#### [Exercise description]
Set down the material below in full, matching it exactly.

#### [Material supplied]
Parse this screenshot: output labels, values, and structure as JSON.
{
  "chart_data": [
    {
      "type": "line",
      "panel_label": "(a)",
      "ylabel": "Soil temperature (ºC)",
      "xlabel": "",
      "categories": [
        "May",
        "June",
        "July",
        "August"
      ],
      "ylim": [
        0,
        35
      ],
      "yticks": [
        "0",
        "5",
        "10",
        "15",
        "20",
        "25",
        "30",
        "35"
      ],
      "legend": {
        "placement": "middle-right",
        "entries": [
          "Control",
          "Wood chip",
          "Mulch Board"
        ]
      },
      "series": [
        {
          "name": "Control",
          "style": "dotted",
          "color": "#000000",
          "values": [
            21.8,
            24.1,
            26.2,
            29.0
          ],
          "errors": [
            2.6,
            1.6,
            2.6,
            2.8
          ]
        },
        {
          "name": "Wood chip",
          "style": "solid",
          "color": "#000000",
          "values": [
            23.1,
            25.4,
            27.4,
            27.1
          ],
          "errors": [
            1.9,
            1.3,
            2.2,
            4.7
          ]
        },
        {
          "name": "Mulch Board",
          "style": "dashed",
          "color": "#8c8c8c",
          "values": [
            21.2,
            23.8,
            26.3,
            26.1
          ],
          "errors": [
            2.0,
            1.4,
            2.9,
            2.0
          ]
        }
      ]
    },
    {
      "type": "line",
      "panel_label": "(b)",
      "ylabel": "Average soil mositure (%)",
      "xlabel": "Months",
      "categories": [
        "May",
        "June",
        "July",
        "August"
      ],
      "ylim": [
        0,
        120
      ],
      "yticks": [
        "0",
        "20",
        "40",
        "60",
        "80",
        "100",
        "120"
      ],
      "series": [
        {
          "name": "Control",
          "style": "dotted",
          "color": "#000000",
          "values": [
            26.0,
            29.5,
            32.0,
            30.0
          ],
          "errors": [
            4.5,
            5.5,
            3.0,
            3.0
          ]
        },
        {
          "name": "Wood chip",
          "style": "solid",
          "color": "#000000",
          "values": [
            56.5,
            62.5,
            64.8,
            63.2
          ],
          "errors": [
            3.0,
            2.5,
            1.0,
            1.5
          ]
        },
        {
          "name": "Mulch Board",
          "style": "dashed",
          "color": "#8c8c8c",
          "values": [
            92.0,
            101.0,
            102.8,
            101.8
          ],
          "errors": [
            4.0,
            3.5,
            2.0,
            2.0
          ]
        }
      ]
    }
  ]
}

#### [In response]
Parse this screenshot: output labels, values, and structure as JSON.
{
  "chart_data": [
    {
      "type": "line",
      "panel_label": "(a)",
      "ylabel": "Soil temperature (ºC)",
      "xlabel": "",
      "categories": [
        "May",
        "June",
        "July",
        "August"
      ],
      "ylim": [
        0,
        35
      ],
      "yticks": [
        "0",
        "5",
        "10",
        "15",
        "20",
        "25",
        "30",
        "35"
      ],
      "legend": {
        "placement": "middle-right",
        "entries": [
          "Control",
          "Wood chip",
          "Mulch Board"
        ]
      },
      "series": [
        {
          "name": "Control",
          "style": "dotted",
          "color": "#000000",
          "values": [
            21.8,
            24.1,
            26.2,
            29.0
          ],
          "errors": [
            2.6,
            1.6,
            2.6,
            2.8
          ]
        },
        {
          "name": "Wood chip",
          "style": "solid",
          "color": "#000000",
          "values": [
            23.1,
            25.4,
            27.4,
            27.1
          ],
          "errors": [
            1.9,
            1.3,
            2.2,
            4.7
          ]
        },
        {
          "name": "Mulch Board",
          "style": "dashed",
          "color": "#8c8c8c",
          "values": [
            21.2,
            23.8,
            26.3,
            26.1
          ],
          "errors": [
            2.0,
            1.4,
            2.9,
            2.0
          ]
        }
      ]
    },
    {
      "type": "line",
      "panel_label": "(b)",
      "ylabel": "Average soil mositure (%)",
      "xlabel": "Months",
      "categories": [
        "May",
        "June",
        "July",
        "August"
      ],
      "ylim": [
        0,
        120
      ],
      "yticks": [
        "0",
        "20",
        "40",
        "60",
        "80",
        "100",
        "120"
      ],
      "series": [
        {
          "name": "Control",
          "style": "dotted",
          "color": "#000000",
          "values": [
            26.0,
            29.5,
            32.0,
            30.0
          ],
          "errors": [
            4.5,
            5.5,
            3.0,
            3.0
          ]
        },
        {
          "name": "Wood chip",
          "style": "solid",
          "color": "#000000",
          "values": [
            56.5,
            62.5,
            64.8,
            63.2
          ],
          "errors": [
            3.0,
            2.5,
            1.0,
            1.5
          ]
        },
        {
          "name": "Mulch Board",
          "style": "dashed",
          "color": "#8c8c8c",
          "values": [
            92.0,
            101.0,
            102.8,
            101.8
          ],
          "errors": [
            4.0,
            3.5,
            2.0,
            2.0
          ]
        }
      ]
    }
  ]
}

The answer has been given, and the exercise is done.